#### WHAT TO PRODUCE:
Look through the material and copy each line holding "bottom".

#### GIVEN RECORDS:
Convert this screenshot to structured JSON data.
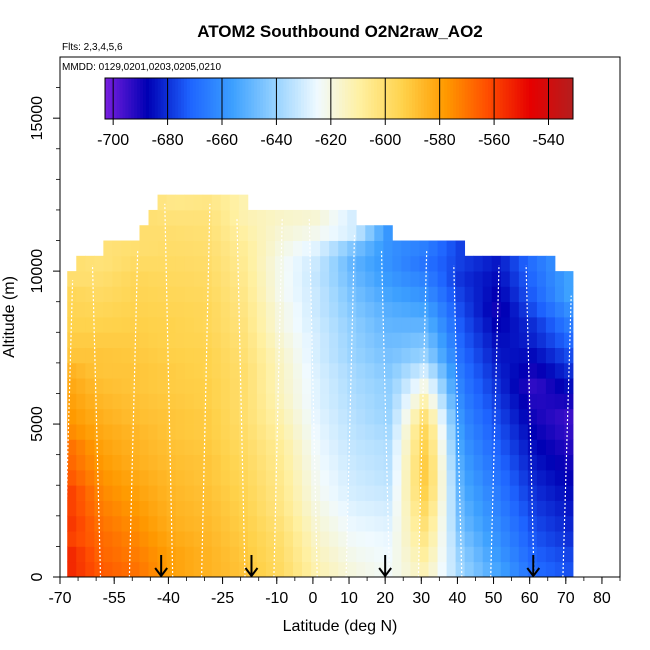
{
  "chart_data": {
    "type": "heatmap",
    "title": "ATOM2 Southbound O2N2raw_AO2",
    "flights_note": "Flts: 2,3,4,5,6",
    "date_note": "MMDD: 0129,0201,0203,0205,0210",
    "xlabel": "Latitude (deg N)",
    "ylabel": "Altitude (m)",
    "xlim": [
      -70,
      85
    ],
    "ylim": [
      0,
      17000
    ],
    "x_ticks": [
      -70,
      -55,
      -40,
      -25,
      -10,
      0,
      10,
      20,
      30,
      40,
      50,
      60,
      70,
      80
    ],
    "x_tick_labels": [
      "-70",
      "-55",
      "-40",
      "-25",
      "-10",
      "0",
      "10",
      "20",
      "30",
      "40",
      "50",
      "60",
      "70",
      "80"
    ],
    "y_ticks": [
      0,
      5000,
      10000,
      15000
    ],
    "y_tick_labels": [
      "0",
      "5000",
      "10000",
      "15000"
    ],
    "colorbar": {
      "range": [
        -703,
        -531
      ],
      "ticks": [
        -700,
        -680,
        -660,
        -640,
        -620,
        -600,
        -580,
        -560,
        -540
      ],
      "tick_labels": [
        "-700",
        "-680",
        "-660",
        "-640",
        "-620",
        "-600",
        "-580",
        "-560",
        "-540"
      ],
      "colors": [
        "#7a1fe0",
        "#0000b4",
        "#1e64ff",
        "#3ca0ff",
        "#96d2ff",
        "#f0faff",
        "#fff0a0",
        "#ffd24b",
        "#ff9a00",
        "#ff4d00",
        "#e60000",
        "#b41e1e"
      ]
    },
    "arrow_latitudes": [
      -42,
      -17,
      20,
      61
    ],
    "bin_width_deg": 2.5,
    "bin_height_m": 500,
    "profiles": [
      {
        "lat": -68,
        "top": 10000,
        "values": [
          -555,
          -555,
          -560,
          -558,
          -560,
          -560,
          -565,
          -568,
          -570,
          -575,
          -578,
          -580,
          -582,
          -585,
          -590,
          -592,
          -594,
          -595,
          -596,
          -600
        ]
      },
      {
        "lat": -60,
        "top": 10500,
        "values": [
          -565,
          -567,
          -568,
          -570,
          -572,
          -574,
          -576,
          -578,
          -580,
          -582,
          -584,
          -586,
          -588,
          -590,
          -590,
          -592,
          -594,
          -596,
          -598,
          -600,
          -602
        ]
      },
      {
        "lat": -50,
        "top": 11000,
        "values": [
          -570,
          -572,
          -574,
          -576,
          -578,
          -580,
          -582,
          -584,
          -585,
          -586,
          -588,
          -589,
          -590,
          -590,
          -591,
          -592,
          -593,
          -594,
          -595,
          -596,
          -598,
          -600
        ]
      },
      {
        "lat": -40,
        "top": 12500,
        "values": [
          -580,
          -580,
          -582,
          -584,
          -585,
          -586,
          -587,
          -588,
          -589,
          -590,
          -590,
          -591,
          -592,
          -592,
          -593,
          -594,
          -594,
          -595,
          -596,
          -597,
          -598,
          -599,
          -600,
          -602,
          -605
        ]
      },
      {
        "lat": -30,
        "top": 12500,
        "values": [
          -585,
          -585,
          -586,
          -587,
          -588,
          -589,
          -590,
          -590,
          -591,
          -592,
          -592,
          -593,
          -593,
          -594,
          -594,
          -595,
          -596,
          -596,
          -597,
          -598,
          -599,
          -600,
          -601,
          -602,
          -604
        ]
      },
      {
        "lat": -20,
        "top": 12000,
        "values": [
          -590,
          -591,
          -592,
          -593,
          -594,
          -595,
          -596,
          -597,
          -598,
          -599,
          -600,
          -600,
          -600,
          -600,
          -601,
          -602,
          -603,
          -604,
          -605,
          -606,
          -607,
          -608,
          -610,
          -612
        ]
      },
      {
        "lat": -10,
        "top": 12000,
        "values": [
          -598,
          -599,
          -600,
          -602,
          -604,
          -605,
          -606,
          -607,
          -608,
          -610,
          -612,
          -614,
          -615,
          -615,
          -616,
          -618,
          -620,
          -620,
          -622,
          -622,
          -622,
          -620,
          -618,
          -616
        ]
      },
      {
        "lat": 0,
        "top": 12000,
        "values": [
          -612,
          -614,
          -616,
          -618,
          -620,
          -622,
          -623,
          -624,
          -625,
          -626,
          -627,
          -628,
          -628,
          -629,
          -630,
          -630,
          -631,
          -632,
          -632,
          -633,
          -632,
          -628,
          -622,
          -618
        ]
      },
      {
        "lat": 10,
        "top": 11500,
        "values": [
          -620,
          -622,
          -624,
          -626,
          -628,
          -630,
          -631,
          -632,
          -633,
          -634,
          -635,
          -636,
          -637,
          -638,
          -640,
          -641,
          -642,
          -644,
          -646,
          -648,
          -650,
          -645,
          -630
        ]
      },
      {
        "lat": 20,
        "top": 11000,
        "values": [
          -624,
          -625,
          -626,
          -628,
          -630,
          -632,
          -634,
          -635,
          -636,
          -638,
          -640,
          -641,
          -642,
          -644,
          -646,
          -648,
          -650,
          -652,
          -655,
          -658,
          -660,
          -660
        ]
      },
      {
        "lat": 30,
        "top": 11000,
        "values": [
          -612,
          -608,
          -604,
          -600,
          -596,
          -592,
          -590,
          -590,
          -592,
          -594,
          -600,
          -610,
          -620,
          -630,
          -640,
          -645,
          -650,
          -655,
          -660,
          -664,
          -668,
          -665
        ]
      },
      {
        "lat": 40,
        "top": 10500,
        "values": [
          -640,
          -642,
          -645,
          -648,
          -650,
          -652,
          -654,
          -656,
          -658,
          -660,
          -662,
          -664,
          -666,
          -668,
          -670,
          -672,
          -674,
          -676,
          -678,
          -680,
          -678
        ]
      },
      {
        "lat": 50,
        "top": 10500,
        "values": [
          -655,
          -658,
          -660,
          -662,
          -664,
          -666,
          -668,
          -670,
          -672,
          -674,
          -676,
          -678,
          -680,
          -682,
          -684,
          -686,
          -688,
          -690,
          -688,
          -686,
          -684
        ]
      },
      {
        "lat": 60,
        "top": 10500,
        "values": [
          -670,
          -672,
          -674,
          -676,
          -678,
          -680,
          -682,
          -684,
          -686,
          -688,
          -690,
          -692,
          -694,
          -690,
          -686,
          -682,
          -680,
          -675,
          -672,
          -670,
          -668
        ]
      },
      {
        "lat": 70,
        "top": 9500,
        "values": [
          -675,
          -677,
          -680,
          -682,
          -684,
          -686,
          -688,
          -690,
          -692,
          -694,
          -695,
          -690,
          -685,
          -680,
          -675,
          -670,
          -665,
          -660,
          -655
        ]
      }
    ]
  }
}
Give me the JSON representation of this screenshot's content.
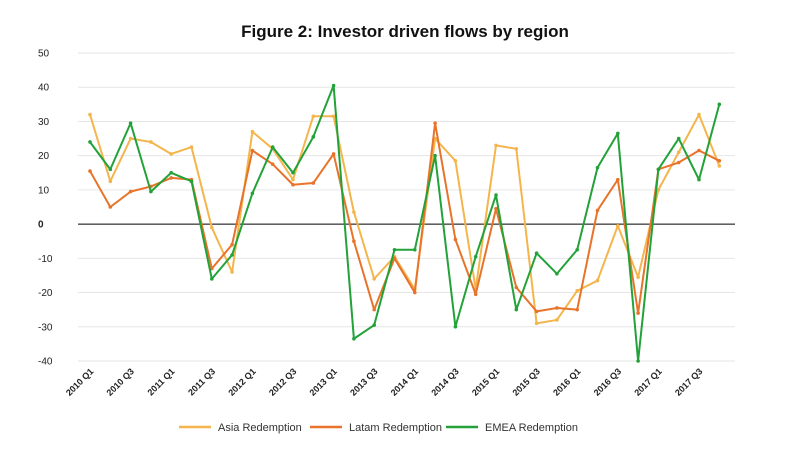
{
  "chart_data": {
    "type": "line",
    "title": "Figure 2: Investor driven flows by region",
    "ylim": [
      -40,
      50
    ],
    "yticks": [
      50,
      40,
      30,
      20,
      10,
      0,
      -10,
      -20,
      -30,
      -40
    ],
    "grid": true,
    "legend_position": "bottom-center",
    "x_labels": [
      "2010 Q1",
      "2010 Q3",
      "2011 Q1",
      "2011 Q3",
      "2012 Q1",
      "2012 Q3",
      "2013 Q1",
      "2013 Q3",
      "2014 Q1",
      "2014 Q3",
      "2015 Q1",
      "2015 Q3",
      "2016 Q1",
      "2016 Q3",
      "2017 Q1",
      "2017 Q3"
    ],
    "x": [
      "2010 Q1",
      "2010 Q2",
      "2010 Q3",
      "2010 Q4",
      "2011 Q1",
      "2011 Q2",
      "2011 Q3",
      "2011 Q4",
      "2012 Q1",
      "2012 Q2",
      "2012 Q3",
      "2012 Q4",
      "2013 Q1",
      "2013 Q2",
      "2013 Q3",
      "2013 Q4",
      "2014 Q1",
      "2014 Q2",
      "2014 Q3",
      "2014 Q4",
      "2015 Q1",
      "2015 Q2",
      "2015 Q3",
      "2015 Q4",
      "2016 Q1",
      "2016 Q2",
      "2016 Q3",
      "2016 Q4",
      "2017 Q1",
      "2017 Q2",
      "2017 Q3",
      "2017 Q4"
    ],
    "series": [
      {
        "name": "Asia Redemption",
        "color": "#f4b54c",
        "values": [
          32,
          12.5,
          25,
          24,
          20.5,
          22.5,
          -1,
          -14,
          27,
          22,
          13,
          31.5,
          31.5,
          3.5,
          -16,
          -9.5,
          -19,
          25,
          18.5,
          -19,
          23,
          22,
          -29,
          -28,
          -19.5,
          -16.5,
          -0.5,
          -15.5,
          10,
          21,
          32,
          17
        ]
      },
      {
        "name": "Latam Redemption",
        "color": "#e8732a",
        "values": [
          15.5,
          5,
          9.5,
          11,
          13.5,
          13,
          -13,
          -6,
          21.5,
          17.5,
          11.5,
          12,
          20.5,
          -5,
          -25,
          -10,
          -20,
          29.5,
          -4.5,
          -20.5,
          4.5,
          -18.5,
          -25.5,
          -24.5,
          -25,
          4,
          13,
          -26,
          16,
          18,
          21.5,
          18.5
        ]
      },
      {
        "name": "EMEA Redemption",
        "color": "#22a238",
        "values": [
          24,
          16,
          29.5,
          9.5,
          15,
          12.5,
          -16,
          -9,
          9,
          22.5,
          15,
          25.5,
          40.5,
          -33.5,
          -29.5,
          -7.5,
          -7.5,
          20,
          -30,
          -9.5,
          8.5,
          -25,
          -8.5,
          -14.5,
          -7.5,
          16.5,
          26.5,
          -40,
          16,
          25,
          13,
          35
        ]
      }
    ]
  }
}
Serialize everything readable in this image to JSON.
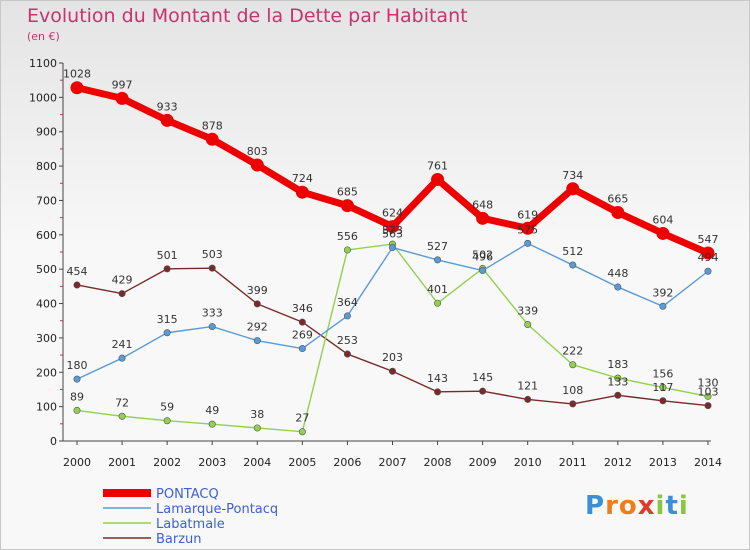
{
  "chart_data": {
    "type": "line",
    "title": "Evolution du Montant de la Dette par Habitant",
    "subtitle": "(en €)",
    "categories": [
      "2000",
      "2001",
      "2002",
      "2003",
      "2004",
      "2005",
      "2006",
      "2007",
      "2008",
      "2009",
      "2010",
      "2011",
      "2012",
      "2013",
      "2014"
    ],
    "ylim": [
      0,
      1100
    ],
    "yticks": [
      0,
      100,
      200,
      300,
      400,
      500,
      600,
      700,
      800,
      900,
      1000,
      1100
    ],
    "grid": false,
    "legend_position": "bottom-left",
    "series": [
      {
        "name": "PONTACQ",
        "color": "#ee0000",
        "values": [
          1028,
          997,
          933,
          878,
          803,
          724,
          685,
          624,
          761,
          648,
          619,
          734,
          665,
          604,
          547
        ]
      },
      {
        "name": "Lamarque-Pontacq",
        "color": "#5b9bd5",
        "values": [
          180,
          241,
          315,
          333,
          292,
          269,
          364,
          563,
          527,
          496,
          575,
          512,
          448,
          392,
          494
        ]
      },
      {
        "name": "Labatmale",
        "color": "#92d050",
        "values": [
          89,
          72,
          59,
          49,
          38,
          27,
          556,
          573,
          401,
          502,
          339,
          222,
          183,
          156,
          130
        ]
      },
      {
        "name": "Barzun",
        "color": "#7a2a2a",
        "values": [
          454,
          429,
          501,
          503,
          399,
          346,
          253,
          203,
          143,
          145,
          121,
          108,
          133,
          117,
          103
        ]
      }
    ],
    "data_labels": {
      "PONTACQ": [
        "1028",
        "997",
        "933",
        "878",
        "803",
        "724",
        "685",
        "624",
        "761",
        "648",
        "619",
        "734",
        "665",
        "604",
        "547"
      ],
      "Lamarque-Pontacq": [
        "180",
        "241",
        "315",
        "333",
        "292",
        "269",
        "364",
        "563",
        "527",
        "496",
        "575",
        "512",
        "448",
        "392",
        "494"
      ],
      "Labatmale": [
        "89",
        "72",
        "59",
        "49",
        "38",
        "27",
        "556",
        "573",
        "401",
        "502",
        "339",
        "222",
        "183",
        "156",
        "130"
      ],
      "Barzun": [
        "454",
        "429",
        "501",
        "503",
        "399",
        "346",
        "253",
        "203",
        "143",
        "145",
        "121",
        "108",
        "133",
        "117",
        "103"
      ]
    }
  },
  "branding": {
    "logo_text": "Proxiti",
    "logo_letters": [
      {
        "ch": "P",
        "color": "#3b8fd6"
      },
      {
        "ch": "r",
        "color": "#f07d1a"
      },
      {
        "ch": "o",
        "color": "#f07d1a"
      },
      {
        "ch": "x",
        "color": "#e03a2a"
      },
      {
        "ch": "i",
        "color": "#8cc63f"
      },
      {
        "ch": "t",
        "color": "#3b8fd6"
      },
      {
        "ch": "i",
        "color": "#8cc63f"
      }
    ]
  }
}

#### FINAL RESULT:
    "legend_position": "bottom-center",
    "legend_position": "bottom-left",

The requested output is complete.